**WORK TO COMPLETE**
Among the lines below, list those containing the string "this".

**DATA EXTRACT**
-- BEGIN --

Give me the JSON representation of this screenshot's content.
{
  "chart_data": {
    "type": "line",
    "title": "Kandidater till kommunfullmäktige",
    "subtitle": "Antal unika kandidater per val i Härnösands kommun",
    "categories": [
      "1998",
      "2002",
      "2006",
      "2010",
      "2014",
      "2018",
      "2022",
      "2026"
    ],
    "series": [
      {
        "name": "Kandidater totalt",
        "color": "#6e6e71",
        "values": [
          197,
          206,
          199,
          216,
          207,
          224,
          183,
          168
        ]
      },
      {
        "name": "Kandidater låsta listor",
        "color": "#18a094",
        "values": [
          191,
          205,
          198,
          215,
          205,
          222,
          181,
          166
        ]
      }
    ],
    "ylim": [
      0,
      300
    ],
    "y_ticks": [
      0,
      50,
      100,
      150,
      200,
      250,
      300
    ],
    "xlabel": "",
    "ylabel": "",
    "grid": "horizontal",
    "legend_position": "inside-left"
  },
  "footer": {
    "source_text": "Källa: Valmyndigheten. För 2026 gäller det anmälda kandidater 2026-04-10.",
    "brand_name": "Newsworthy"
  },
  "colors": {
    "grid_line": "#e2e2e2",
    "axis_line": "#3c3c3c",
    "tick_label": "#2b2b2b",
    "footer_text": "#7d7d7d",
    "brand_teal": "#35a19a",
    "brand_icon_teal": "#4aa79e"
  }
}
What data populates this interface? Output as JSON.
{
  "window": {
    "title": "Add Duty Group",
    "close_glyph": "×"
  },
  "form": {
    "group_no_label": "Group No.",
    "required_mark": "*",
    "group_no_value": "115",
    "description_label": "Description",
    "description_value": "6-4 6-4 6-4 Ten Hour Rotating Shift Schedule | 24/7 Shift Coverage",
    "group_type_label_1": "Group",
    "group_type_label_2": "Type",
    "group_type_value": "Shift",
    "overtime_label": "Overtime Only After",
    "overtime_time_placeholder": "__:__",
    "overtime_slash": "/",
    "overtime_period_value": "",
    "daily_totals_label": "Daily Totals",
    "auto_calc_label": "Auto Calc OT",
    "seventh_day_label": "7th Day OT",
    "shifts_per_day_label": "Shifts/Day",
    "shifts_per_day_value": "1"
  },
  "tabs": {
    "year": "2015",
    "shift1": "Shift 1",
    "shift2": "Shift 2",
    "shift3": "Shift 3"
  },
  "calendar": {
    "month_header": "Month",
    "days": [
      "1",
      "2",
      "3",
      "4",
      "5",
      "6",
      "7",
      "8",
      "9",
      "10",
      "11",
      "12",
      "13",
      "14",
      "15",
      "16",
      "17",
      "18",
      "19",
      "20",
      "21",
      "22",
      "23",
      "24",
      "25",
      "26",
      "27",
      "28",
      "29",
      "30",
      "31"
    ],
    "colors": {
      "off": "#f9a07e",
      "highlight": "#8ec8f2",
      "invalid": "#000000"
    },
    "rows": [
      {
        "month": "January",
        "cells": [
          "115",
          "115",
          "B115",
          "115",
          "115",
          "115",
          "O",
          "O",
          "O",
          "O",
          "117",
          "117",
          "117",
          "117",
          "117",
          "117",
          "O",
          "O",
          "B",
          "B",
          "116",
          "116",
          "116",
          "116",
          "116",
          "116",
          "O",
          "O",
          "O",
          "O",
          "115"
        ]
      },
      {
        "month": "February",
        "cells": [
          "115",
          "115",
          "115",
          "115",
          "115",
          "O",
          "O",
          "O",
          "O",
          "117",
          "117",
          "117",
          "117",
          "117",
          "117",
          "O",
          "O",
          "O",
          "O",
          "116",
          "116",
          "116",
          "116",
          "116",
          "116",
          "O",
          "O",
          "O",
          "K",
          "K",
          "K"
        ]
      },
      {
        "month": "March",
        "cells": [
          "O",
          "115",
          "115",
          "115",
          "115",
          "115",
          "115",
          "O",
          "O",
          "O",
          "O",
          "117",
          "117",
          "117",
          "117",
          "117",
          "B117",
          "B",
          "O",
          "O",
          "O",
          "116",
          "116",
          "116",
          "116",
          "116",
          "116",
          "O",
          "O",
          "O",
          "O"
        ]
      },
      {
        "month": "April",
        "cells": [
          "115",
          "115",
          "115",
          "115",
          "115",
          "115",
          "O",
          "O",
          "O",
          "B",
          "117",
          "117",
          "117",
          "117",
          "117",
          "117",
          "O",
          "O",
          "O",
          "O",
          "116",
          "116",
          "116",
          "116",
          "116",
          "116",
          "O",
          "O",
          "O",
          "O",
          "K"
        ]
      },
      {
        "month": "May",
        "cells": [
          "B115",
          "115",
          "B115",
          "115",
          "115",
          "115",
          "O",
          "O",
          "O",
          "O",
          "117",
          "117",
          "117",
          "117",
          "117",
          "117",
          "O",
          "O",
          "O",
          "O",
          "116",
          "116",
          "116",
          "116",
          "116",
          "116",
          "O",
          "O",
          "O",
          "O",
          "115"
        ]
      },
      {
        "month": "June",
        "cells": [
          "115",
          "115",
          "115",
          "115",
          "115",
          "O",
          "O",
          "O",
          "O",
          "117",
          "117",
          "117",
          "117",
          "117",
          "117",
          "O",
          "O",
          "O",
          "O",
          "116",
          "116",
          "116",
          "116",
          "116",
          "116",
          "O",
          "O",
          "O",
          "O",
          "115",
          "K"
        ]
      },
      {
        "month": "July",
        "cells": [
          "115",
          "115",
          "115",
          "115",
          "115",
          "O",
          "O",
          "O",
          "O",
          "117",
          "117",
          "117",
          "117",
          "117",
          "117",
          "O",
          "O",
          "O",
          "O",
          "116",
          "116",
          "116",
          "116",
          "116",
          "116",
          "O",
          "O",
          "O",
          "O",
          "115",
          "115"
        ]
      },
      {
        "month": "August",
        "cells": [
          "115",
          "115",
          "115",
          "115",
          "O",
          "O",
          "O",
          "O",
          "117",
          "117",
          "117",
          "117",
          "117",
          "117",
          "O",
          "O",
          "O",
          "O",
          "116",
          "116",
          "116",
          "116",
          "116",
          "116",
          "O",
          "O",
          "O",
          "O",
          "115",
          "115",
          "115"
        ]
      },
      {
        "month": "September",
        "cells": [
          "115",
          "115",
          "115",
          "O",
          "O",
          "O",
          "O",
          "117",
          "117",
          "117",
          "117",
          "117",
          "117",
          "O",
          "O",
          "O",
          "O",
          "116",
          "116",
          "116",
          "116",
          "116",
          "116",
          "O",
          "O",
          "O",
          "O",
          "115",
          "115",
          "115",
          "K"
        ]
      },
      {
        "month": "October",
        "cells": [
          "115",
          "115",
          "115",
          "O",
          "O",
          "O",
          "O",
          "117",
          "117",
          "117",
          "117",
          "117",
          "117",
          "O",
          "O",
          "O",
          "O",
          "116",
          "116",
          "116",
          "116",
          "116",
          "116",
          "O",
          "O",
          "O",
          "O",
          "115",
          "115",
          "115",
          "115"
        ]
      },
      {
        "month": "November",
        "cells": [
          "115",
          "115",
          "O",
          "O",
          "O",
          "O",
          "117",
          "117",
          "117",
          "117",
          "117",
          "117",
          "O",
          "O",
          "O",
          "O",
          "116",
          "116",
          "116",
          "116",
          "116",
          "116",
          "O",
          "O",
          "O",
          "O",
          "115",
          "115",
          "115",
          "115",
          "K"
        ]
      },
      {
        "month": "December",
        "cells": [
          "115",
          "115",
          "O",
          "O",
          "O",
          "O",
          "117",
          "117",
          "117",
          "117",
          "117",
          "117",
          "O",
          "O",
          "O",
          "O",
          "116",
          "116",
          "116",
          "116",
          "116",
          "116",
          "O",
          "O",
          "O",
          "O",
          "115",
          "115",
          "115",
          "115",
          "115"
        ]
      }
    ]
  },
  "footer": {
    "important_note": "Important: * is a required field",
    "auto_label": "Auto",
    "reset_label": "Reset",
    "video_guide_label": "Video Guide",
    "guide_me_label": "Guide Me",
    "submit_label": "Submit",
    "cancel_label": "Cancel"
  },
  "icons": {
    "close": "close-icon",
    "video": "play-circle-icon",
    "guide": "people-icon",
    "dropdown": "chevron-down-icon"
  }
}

-- END --

**RESPONSE**
Give me the JSON representation of this screenshot's content.
What data populates this interface? Output as JSON.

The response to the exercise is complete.